Extract all of the data and reproduce it precisely.

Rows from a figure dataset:
* * * * * * *
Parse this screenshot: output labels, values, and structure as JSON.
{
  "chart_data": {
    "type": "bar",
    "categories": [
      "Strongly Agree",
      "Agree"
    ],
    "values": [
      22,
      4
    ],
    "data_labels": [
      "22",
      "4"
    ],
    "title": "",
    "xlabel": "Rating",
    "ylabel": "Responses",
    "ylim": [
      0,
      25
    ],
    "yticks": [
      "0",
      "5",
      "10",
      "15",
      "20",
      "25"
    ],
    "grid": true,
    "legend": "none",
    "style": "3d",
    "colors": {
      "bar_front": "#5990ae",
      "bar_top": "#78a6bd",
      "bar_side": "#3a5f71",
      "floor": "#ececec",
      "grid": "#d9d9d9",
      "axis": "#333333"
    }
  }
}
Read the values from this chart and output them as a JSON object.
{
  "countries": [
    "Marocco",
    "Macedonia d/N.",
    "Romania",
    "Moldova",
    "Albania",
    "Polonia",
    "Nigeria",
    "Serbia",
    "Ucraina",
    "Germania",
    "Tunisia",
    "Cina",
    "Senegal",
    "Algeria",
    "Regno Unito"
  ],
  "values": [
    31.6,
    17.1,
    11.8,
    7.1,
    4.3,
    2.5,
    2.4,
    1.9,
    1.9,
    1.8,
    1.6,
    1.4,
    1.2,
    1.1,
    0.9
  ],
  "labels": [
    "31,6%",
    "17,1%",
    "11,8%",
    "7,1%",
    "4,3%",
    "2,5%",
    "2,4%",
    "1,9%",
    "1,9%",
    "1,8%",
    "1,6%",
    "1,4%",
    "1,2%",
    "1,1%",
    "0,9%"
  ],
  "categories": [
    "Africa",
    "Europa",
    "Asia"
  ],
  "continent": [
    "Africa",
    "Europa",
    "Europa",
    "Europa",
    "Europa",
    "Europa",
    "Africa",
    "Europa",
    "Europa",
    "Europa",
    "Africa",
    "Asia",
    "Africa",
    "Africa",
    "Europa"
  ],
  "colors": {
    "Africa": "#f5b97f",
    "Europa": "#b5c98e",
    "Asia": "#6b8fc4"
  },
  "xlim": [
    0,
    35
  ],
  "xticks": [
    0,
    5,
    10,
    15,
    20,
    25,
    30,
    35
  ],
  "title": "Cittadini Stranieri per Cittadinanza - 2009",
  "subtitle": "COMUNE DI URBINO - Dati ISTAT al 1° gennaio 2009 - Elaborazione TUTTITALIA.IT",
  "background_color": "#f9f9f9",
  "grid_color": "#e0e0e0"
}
* * * * * * *
■ Expected answer ■
Parse this screenshot: output labels, values, and structure as JSON.
{
  "chart_data": {
    "type": "bar",
    "categories": [
      "Strongly Agree",
      "Agree"
    ],
    "values": [
      22,
      4
    ],
    "data_labels": [
      "22",
      "4"
    ],
    "title": "",
    "xlabel": "Rating",
    "ylabel": "Responses",
    "ylim": [
      0,
      25
    ],
    "yticks": [
      "0",
      "5",
      "10",
      "15",
      "20",
      "25"
    ],
    "grid": true,
    "legend": "none",
    "style": "3d",
    "colors": {
      "bar_front": "#5990ae",
      "bar_top": "#78a6bd",
      "bar_side": "#3a5f71",
      "floor": "#ececec",
      "grid": "#d9d9d9",
      "axis": "#333333"
    }
  }
}
Read the values from this chart and output them as a JSON object.
{
  "countries": [
    "Marocco",
    "Macedonia d/N.",
    "Romania",
    "Moldova",
    "Albania",
    "Polonia",
    "Nigeria",
    "Serbia",
    "Ucraina",
    "Germania",
    "Tunisia",
    "Cina",
    "Senegal",
    "Algeria",
    "Regno Unito"
  ],
  "values": [
    31.6,
    17.1,
    11.8,
    7.1,
    4.3,
    2.5,
    2.4,
    1.9,
    1.9,
    1.8,
    1.6,
    1.4,
    1.2,
    1.1,
    0.9
  ],
  "labels": [
    "31,6%",
    "17,1%",
    "11,8%",
    "7,1%",
    "4,3%",
    "2,5%",
    "2,4%",
    "1,9%",
    "1,9%",
    "1,8%",
    "1,6%",
    "1,4%",
    "1,2%",
    "1,1%",
    "0,9%"
  ],
  "categories": [
    "Africa",
    "Europa",
    "Asia"
  ],
  "continent": [
    "Africa",
    "Europa",
    "Europa",
    "Europa",
    "Europa",
    "Europa",
    "Africa",
    "Europa",
    "Europa",
    "Europa",
    "Africa",
    "Asia",
    "Africa",
    "Africa",
    "Europa"
  ],
  "colors": {
    "Africa": "#f5b97f",
    "Europa": "#b5c98e",
    "Asia": "#6b8fc4"
  },
  "xlim": [
    0,
    35
  ],
  "xticks": [
    0,
    5,
    10,
    15,
    20,
    25,
    30,
    35
  ],
  "title": "Cittadini Stranieri per Cittadinanza - 2009",
  "subtitle": "COMUNE DI URBINO - Dati ISTAT al 1° gennaio 2009 - Elaborazione TUTTITALIA.IT",
  "background_color": "#f9f9f9",
  "grid_color": "#e0e0e0"
}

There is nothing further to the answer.